**Input for this task:**
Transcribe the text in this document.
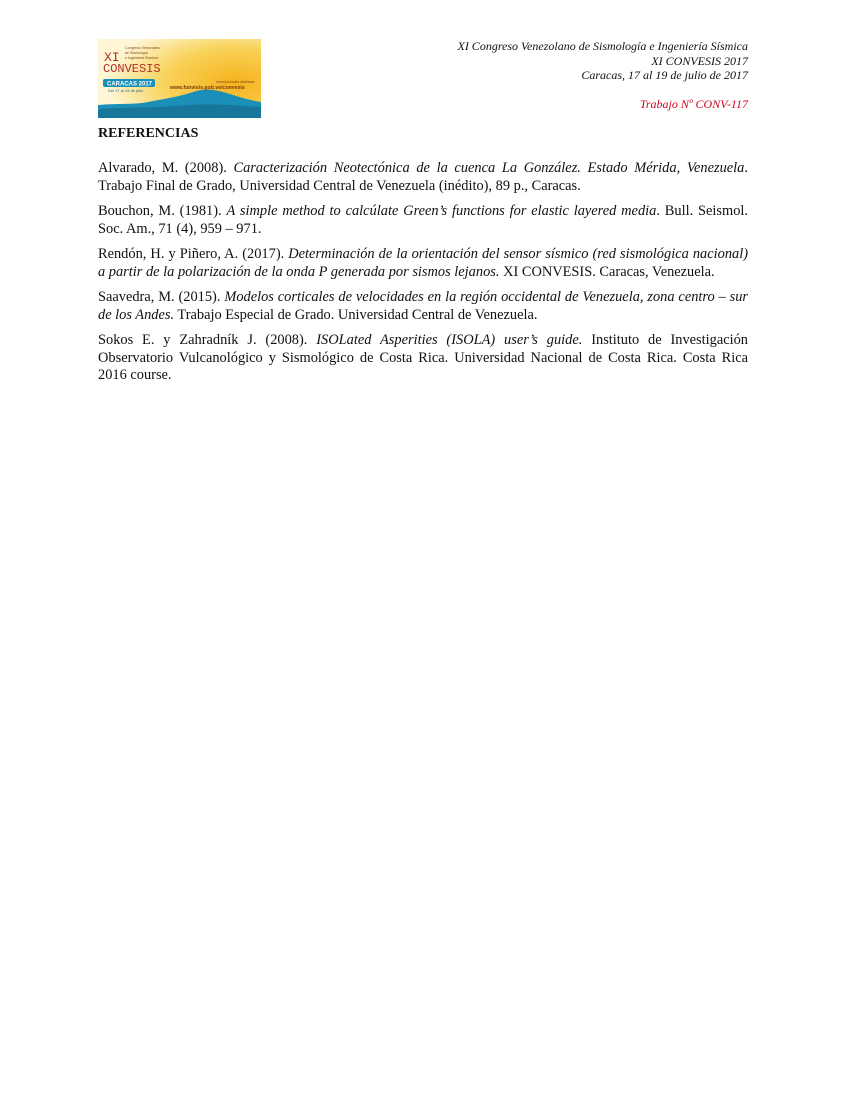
XI
Congreso Venezolano
de Sismología
e Ingeniería Sísmica
CONVESIS
CARACAS 2017
Del 17 al 19 de julio
inscripciones abiertas
www.funvisis.gob.ve/convesis
XI Congreso Venezolano de Sismología e Ingeniería Sísmica
XI CONVESIS 2017
Caracas, 17 al 19 de julio de 2017
Trabajo Nº CONV-117
REFERENCIAS

Alvarado, M. (2008). Caracterización Neotectónica de la cuenca La González. Estado Mérida, Venezuela. Trabajo Final de Grado, Universidad Central de Venezuela (inédito), 89 p., Caracas.

Bouchon, M. (1981). A simple method to calcúlate Green’s functions for elastic layered media. Bull. Seismol. Soc. Am., 71 (4), 959 – 971.

Rendón, H. y Piñero, A. (2017). Determinación de la orientación del sensor sísmico (red sismológica nacional) a partir de la polarización de la onda P generada por sismos lejanos. XI CONVESIS. Caracas, Venezuela.

Saavedra, M. (2015). Modelos corticales de velocidades en la región occidental de Venezuela, zona centro – sur de los Andes. Trabajo Especial de Grado. Universidad Central de Venezuela.

Sokos E. y Zahradník J. (2008). ISOLated Asperities (ISOLA) user’s guide. Instituto de Investigación Observatorio Vulcanológico y Sismológico de Costa Rica. Universidad Nacional de Costa Rica. Costa Rica 2016 course.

**Task to complete:** Pictures in the records should not appear in your copy, but everything else must be transcribed exactly.

**Answer to this exercise:**
Transcribe the text in this document.
XI
Congreso Venezolano
de Sismología
e Ingeniería Sísmica
CONVESIS
CARACAS 2017
Del 17 al 19 de julio
inscripciones abiertas
www.funvisis.gob.ve/convesis
XI Congreso Venezolano de Sismología e Ingeniería Sísmica
XI CONVESIS 2017
Caracas, 17 al 19 de julio de 2017
Trabajo Nº CONV-117
REFERENCIAS

Alvarado, M. (2008). Caracterización Neotectónica de la cuenca La González. Estado Mérida, Venezuela. Trabajo Final de Grado, Universidad Central de Venezuela (inédito), 89 p., Caracas.

Bouchon, M. (1981). A simple method to calcúlate Green’s functions for elastic layered media. Bull. Seismol. Soc. Am., 71 (4), 959 – 971.

Rendón, H. y Piñero, A. (2017). Determinación de la orientación del sensor sísmico (red sismológica nacional) a partir de la polarización de la onda P generada por sismos lejanos. XI CONVESIS. Caracas, Venezuela.

Saavedra, M. (2015). Modelos corticales de velocidades en la región occidental de Venezuela, zona centro – sur de los Andes. Trabajo Especial de Grado. Universidad Central de Venezuela.

Sokos E. y Zahradník J. (2008). ISOLated Asperities (ISOLA) user’s guide. Instituto de Investigación Observatorio Vulcanológico y Sismológico de Costa Rica. Universidad Nacional de Costa Rica. Costa Rica 2016 course.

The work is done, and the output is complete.